[Figure record extracts]
+--

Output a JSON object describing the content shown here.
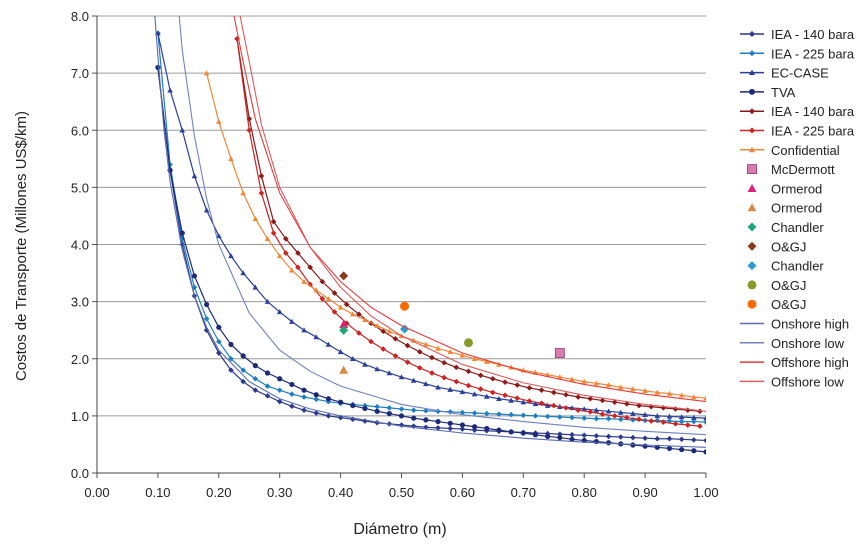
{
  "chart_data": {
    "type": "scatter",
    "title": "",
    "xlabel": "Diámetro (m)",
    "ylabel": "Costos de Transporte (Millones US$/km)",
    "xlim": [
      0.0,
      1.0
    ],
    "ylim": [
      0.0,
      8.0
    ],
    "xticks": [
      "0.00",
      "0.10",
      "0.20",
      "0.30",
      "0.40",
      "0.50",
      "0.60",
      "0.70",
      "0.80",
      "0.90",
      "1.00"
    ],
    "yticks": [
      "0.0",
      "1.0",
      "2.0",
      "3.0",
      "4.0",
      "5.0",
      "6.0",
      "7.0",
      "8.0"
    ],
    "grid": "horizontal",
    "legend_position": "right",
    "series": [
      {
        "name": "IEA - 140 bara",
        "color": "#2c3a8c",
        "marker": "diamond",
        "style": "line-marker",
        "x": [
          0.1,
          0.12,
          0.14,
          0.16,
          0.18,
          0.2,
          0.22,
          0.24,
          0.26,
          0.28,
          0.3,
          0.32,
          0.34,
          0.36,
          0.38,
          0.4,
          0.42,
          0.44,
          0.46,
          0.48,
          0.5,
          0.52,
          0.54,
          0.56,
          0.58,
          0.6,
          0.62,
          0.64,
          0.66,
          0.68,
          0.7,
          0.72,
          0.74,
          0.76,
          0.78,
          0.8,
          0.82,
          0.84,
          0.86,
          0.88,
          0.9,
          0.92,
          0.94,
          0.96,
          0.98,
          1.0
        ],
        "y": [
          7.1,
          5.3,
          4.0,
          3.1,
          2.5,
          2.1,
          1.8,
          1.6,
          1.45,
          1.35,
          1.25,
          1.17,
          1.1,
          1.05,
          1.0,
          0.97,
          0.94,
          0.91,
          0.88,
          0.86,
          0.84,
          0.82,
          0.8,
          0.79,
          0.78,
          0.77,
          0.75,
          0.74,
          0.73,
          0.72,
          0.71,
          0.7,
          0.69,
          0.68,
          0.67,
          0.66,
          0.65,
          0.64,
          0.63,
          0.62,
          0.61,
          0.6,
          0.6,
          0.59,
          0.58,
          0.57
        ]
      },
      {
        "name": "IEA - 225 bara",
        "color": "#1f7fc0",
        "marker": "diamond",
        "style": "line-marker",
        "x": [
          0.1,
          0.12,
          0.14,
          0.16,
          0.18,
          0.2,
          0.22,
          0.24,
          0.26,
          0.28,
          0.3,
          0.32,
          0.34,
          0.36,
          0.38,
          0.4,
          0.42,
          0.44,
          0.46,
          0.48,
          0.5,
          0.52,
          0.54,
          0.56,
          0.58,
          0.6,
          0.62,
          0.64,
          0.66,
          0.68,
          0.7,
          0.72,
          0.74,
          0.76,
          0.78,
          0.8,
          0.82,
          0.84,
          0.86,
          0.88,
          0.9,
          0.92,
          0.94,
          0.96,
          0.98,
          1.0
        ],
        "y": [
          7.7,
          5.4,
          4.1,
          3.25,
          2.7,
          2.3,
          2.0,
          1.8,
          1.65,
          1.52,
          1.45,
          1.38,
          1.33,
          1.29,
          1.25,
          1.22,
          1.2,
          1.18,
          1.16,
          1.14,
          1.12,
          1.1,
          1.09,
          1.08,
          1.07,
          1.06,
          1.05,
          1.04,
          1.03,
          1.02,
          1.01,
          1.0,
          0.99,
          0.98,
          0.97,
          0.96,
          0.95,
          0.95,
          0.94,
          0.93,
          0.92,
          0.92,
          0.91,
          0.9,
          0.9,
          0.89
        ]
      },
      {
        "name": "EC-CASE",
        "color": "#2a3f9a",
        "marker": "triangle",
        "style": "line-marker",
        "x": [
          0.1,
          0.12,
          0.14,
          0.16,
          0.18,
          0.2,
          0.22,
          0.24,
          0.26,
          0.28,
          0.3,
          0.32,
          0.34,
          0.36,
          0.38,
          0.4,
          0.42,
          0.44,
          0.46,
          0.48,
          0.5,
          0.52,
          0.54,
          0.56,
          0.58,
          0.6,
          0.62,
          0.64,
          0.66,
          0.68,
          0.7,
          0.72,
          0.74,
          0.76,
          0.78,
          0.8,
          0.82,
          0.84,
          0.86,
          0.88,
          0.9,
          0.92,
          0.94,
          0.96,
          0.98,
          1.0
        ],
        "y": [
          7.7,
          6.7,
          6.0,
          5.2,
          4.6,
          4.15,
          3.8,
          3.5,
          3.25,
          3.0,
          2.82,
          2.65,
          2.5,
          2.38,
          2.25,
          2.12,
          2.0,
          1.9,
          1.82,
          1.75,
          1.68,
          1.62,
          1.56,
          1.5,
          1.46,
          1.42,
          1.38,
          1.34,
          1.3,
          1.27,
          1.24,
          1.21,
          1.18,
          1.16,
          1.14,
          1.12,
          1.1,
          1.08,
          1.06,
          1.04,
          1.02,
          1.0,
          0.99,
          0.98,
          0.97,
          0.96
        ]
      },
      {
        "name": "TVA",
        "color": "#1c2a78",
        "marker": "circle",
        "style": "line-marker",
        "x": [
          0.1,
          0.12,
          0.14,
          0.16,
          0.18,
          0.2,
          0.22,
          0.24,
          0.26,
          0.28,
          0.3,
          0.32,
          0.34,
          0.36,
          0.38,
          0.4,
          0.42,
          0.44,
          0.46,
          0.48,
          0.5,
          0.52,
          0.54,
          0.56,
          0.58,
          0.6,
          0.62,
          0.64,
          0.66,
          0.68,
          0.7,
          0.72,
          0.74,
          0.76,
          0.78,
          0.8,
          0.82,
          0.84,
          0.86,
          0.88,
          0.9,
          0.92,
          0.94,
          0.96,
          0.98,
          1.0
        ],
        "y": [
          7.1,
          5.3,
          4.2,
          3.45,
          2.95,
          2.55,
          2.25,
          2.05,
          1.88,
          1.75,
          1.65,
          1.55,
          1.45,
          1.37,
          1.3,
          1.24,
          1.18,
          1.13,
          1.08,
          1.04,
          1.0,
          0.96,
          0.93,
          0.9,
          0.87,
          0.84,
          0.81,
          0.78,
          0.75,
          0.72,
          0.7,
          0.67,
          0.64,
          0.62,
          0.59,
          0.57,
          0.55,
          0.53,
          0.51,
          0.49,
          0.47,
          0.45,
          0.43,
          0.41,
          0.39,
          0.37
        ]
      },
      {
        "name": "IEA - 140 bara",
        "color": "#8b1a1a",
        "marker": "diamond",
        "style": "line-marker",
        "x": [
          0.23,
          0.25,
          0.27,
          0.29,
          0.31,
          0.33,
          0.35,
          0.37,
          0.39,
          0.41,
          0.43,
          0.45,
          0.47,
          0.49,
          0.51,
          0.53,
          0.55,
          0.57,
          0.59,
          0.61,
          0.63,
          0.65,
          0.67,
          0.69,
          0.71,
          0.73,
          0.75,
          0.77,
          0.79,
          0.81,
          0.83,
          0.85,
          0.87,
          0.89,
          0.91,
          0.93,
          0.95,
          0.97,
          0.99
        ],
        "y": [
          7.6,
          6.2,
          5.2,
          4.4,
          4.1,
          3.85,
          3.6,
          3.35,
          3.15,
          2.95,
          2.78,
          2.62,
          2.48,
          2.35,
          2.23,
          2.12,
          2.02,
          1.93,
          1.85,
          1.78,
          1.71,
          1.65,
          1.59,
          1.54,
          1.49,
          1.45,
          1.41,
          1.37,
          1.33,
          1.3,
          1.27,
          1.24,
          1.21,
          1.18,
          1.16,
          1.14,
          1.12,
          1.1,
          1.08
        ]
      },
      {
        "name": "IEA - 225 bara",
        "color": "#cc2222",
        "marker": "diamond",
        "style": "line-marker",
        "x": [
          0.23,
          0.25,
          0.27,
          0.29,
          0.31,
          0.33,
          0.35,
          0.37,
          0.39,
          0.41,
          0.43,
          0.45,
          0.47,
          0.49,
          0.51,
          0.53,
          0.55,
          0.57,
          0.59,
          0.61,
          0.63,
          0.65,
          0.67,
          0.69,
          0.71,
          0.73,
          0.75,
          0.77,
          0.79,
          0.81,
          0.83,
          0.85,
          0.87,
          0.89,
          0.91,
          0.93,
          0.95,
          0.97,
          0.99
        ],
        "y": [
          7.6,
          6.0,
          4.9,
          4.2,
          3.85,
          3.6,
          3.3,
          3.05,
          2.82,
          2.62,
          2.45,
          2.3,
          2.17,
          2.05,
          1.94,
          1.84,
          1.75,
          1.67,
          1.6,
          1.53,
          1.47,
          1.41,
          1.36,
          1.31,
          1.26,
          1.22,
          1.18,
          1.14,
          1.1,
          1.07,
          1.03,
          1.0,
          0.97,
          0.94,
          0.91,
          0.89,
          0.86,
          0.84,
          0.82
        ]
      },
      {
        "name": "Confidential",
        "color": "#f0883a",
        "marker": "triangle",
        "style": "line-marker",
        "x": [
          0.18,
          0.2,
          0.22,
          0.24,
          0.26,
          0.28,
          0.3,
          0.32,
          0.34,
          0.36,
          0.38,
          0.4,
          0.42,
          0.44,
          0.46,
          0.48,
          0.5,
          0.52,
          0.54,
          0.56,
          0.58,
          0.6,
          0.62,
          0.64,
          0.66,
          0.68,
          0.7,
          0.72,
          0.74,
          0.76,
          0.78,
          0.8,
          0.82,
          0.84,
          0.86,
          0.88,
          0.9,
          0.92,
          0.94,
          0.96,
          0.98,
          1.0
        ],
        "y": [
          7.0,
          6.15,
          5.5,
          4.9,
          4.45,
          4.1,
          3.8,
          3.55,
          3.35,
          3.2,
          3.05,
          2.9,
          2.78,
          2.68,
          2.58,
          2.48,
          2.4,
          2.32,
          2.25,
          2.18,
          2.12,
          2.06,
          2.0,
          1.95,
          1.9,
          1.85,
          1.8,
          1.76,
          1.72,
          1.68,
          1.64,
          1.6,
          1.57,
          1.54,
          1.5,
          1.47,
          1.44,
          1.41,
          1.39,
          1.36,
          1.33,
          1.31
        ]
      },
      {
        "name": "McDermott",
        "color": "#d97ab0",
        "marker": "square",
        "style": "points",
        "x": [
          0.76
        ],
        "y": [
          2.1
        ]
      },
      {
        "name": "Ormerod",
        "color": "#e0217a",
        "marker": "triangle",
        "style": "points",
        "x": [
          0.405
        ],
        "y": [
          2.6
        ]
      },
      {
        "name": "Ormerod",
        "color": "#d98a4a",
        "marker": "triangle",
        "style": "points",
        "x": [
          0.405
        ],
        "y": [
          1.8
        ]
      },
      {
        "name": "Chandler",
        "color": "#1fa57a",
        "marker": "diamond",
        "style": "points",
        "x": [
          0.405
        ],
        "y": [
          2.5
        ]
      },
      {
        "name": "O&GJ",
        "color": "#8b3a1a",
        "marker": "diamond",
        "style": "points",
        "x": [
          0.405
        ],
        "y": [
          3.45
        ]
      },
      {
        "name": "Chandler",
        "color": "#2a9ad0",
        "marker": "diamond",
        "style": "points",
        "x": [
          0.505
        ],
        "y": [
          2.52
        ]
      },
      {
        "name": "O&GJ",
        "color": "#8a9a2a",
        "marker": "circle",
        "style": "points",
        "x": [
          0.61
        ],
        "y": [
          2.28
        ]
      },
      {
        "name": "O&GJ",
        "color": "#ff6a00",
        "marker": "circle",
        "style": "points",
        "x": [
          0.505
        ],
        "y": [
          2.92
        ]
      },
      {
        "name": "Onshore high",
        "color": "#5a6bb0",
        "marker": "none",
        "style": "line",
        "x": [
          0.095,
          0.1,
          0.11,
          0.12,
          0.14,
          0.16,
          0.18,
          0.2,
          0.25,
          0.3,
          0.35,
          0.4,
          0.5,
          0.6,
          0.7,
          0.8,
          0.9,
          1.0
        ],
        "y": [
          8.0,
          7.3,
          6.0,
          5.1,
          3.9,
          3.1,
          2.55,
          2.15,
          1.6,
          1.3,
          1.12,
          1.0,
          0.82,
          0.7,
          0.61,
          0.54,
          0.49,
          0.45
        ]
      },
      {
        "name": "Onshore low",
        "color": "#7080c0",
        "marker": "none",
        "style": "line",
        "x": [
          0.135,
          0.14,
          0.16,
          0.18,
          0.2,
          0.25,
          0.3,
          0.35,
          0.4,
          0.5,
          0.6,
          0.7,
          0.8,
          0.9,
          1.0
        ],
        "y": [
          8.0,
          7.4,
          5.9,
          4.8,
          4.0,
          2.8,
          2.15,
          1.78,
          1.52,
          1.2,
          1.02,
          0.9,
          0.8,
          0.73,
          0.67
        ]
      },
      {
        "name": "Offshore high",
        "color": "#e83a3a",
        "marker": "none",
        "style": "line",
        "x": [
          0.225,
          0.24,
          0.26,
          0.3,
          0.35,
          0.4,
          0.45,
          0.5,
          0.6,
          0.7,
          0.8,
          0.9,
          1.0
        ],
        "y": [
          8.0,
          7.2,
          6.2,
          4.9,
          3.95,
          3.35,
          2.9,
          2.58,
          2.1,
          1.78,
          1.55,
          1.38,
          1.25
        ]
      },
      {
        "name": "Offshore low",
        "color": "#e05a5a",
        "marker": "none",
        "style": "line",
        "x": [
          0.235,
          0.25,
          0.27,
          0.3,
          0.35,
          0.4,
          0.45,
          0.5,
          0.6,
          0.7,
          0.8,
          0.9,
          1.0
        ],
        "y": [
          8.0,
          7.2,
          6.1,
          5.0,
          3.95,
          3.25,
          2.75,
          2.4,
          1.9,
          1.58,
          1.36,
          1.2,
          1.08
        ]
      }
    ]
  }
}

+--

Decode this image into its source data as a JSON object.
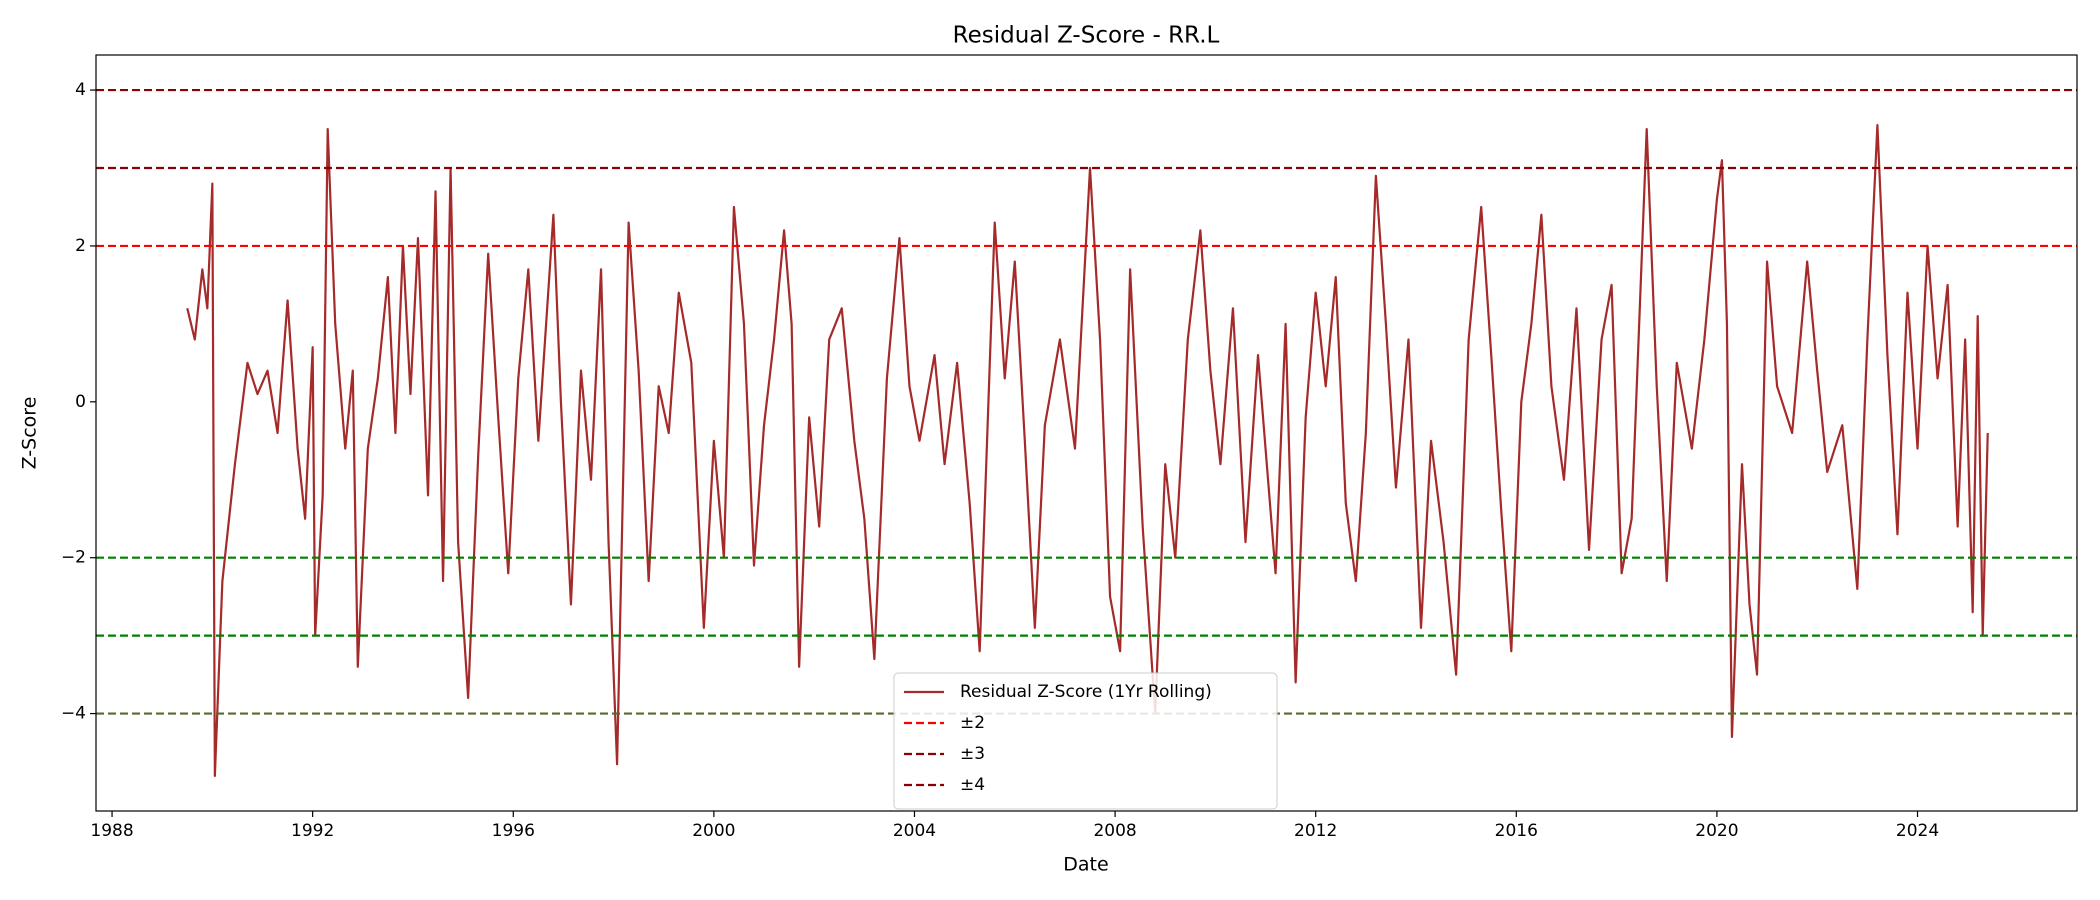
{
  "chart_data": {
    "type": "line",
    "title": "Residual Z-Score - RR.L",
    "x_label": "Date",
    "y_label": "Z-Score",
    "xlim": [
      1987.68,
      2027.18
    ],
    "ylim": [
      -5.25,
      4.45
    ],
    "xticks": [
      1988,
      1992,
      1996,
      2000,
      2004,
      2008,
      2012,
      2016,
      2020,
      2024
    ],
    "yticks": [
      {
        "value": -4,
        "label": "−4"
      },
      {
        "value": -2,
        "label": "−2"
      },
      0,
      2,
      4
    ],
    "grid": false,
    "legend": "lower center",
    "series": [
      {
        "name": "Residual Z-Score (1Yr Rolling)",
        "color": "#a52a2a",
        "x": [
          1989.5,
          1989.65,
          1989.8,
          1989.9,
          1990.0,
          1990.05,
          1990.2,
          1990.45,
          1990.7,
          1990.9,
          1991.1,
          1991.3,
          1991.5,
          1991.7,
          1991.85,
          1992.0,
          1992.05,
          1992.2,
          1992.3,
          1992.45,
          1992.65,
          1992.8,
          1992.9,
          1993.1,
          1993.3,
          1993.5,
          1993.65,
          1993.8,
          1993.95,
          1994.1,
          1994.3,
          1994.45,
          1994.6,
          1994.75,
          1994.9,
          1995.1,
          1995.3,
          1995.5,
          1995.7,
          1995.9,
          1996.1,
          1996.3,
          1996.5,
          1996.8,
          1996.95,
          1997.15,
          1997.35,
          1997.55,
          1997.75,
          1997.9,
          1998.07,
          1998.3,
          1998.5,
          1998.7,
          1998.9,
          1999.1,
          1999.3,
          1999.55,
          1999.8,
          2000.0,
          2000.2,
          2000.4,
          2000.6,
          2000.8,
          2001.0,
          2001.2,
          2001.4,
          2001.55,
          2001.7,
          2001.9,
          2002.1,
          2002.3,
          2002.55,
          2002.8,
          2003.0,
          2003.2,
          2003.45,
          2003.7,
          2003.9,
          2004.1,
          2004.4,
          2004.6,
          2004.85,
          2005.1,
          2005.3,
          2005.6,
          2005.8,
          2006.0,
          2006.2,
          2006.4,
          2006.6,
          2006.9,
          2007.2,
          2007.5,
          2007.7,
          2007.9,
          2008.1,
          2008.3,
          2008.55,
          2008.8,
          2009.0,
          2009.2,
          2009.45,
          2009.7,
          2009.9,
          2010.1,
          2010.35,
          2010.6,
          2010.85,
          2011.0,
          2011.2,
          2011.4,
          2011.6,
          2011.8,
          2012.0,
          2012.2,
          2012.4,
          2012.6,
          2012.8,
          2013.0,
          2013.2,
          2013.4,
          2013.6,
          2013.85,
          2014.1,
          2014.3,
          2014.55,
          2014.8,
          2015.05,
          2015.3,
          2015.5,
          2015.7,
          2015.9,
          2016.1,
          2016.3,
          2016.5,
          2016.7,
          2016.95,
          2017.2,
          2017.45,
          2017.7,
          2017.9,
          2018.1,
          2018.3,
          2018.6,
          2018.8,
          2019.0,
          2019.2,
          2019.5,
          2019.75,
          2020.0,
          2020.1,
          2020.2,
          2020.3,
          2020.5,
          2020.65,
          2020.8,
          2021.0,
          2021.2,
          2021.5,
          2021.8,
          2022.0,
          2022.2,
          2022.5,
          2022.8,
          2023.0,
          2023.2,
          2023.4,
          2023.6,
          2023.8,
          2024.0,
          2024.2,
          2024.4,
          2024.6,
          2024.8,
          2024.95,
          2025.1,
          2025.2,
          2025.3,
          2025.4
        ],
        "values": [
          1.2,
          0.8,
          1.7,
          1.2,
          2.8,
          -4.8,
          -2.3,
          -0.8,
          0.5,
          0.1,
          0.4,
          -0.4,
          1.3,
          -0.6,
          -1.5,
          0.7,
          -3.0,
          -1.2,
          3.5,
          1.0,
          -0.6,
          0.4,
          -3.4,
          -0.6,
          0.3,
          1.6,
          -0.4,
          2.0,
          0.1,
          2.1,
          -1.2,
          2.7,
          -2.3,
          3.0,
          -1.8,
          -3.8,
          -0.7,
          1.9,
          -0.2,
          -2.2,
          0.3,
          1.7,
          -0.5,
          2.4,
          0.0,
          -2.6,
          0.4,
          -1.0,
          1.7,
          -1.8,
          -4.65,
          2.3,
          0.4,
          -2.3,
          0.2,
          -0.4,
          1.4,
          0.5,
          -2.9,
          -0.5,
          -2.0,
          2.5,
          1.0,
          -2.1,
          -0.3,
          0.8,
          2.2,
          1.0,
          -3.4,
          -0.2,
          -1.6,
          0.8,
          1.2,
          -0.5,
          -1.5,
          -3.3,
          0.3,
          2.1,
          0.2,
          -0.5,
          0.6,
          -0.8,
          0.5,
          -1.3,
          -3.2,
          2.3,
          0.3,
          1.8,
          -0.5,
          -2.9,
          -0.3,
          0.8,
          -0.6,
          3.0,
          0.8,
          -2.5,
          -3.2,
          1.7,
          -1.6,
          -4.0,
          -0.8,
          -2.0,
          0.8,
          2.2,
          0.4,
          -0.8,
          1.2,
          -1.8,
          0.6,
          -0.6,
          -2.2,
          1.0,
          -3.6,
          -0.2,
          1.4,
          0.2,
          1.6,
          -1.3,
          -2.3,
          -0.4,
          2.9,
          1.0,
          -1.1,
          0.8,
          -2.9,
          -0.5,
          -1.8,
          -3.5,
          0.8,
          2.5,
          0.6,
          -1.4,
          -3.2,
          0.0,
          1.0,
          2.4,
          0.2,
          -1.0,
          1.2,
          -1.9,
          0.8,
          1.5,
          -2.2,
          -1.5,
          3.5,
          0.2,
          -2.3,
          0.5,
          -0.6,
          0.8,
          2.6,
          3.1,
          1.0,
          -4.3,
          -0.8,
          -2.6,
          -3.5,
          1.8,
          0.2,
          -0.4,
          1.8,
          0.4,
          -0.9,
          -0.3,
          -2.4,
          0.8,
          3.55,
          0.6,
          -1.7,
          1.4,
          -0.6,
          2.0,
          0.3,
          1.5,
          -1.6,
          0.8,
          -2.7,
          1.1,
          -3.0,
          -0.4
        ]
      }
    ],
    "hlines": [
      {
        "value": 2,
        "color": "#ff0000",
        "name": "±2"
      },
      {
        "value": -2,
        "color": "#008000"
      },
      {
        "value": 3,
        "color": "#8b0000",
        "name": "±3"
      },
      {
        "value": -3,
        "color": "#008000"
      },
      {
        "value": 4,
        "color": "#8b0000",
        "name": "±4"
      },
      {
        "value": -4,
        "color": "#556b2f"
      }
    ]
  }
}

+--

## EXERCISE INSTRUCTIONS:
Select all lines with the word "high" from the entries above.

## REPLY:
        "name": "Onshore high",
        "name": "Offshore high",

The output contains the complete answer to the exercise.